▶ _REQUIRED TASK_
Determine the number of lines in the listing below where the string "file" occurs; answer with the number alone.

....................

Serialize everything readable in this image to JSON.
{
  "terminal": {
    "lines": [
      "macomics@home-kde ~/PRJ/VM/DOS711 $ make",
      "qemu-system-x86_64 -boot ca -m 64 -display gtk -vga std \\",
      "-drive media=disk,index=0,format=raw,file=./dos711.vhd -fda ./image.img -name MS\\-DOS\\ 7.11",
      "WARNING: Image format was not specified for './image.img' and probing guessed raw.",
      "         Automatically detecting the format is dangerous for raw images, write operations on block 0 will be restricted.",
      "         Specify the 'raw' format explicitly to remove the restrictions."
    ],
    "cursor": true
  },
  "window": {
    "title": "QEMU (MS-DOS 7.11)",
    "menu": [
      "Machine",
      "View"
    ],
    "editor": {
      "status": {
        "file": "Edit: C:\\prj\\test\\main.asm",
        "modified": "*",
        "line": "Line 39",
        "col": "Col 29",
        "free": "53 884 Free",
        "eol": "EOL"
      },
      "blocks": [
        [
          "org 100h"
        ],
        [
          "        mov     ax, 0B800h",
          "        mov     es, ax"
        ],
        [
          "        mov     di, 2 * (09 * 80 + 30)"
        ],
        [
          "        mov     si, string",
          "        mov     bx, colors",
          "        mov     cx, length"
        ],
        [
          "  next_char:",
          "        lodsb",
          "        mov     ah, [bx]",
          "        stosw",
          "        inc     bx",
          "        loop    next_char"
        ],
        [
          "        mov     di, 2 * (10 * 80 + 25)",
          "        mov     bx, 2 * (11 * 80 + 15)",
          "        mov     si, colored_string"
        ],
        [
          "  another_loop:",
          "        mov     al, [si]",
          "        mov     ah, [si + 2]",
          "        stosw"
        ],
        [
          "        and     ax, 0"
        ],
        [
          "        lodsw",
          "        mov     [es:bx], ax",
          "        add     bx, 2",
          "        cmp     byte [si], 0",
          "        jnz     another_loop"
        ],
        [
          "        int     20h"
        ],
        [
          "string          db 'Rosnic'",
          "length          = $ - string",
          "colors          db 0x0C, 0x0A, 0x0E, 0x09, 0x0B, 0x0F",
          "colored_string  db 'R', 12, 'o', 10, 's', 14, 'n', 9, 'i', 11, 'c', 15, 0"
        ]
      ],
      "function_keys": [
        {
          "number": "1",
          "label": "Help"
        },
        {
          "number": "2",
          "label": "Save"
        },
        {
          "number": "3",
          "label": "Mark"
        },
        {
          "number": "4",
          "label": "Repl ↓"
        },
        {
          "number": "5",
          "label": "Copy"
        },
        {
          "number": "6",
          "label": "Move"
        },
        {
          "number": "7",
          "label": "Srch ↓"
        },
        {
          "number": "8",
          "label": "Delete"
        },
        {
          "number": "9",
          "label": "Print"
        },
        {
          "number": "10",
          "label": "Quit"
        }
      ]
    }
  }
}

....................

▶ _FINISHED TASK_
2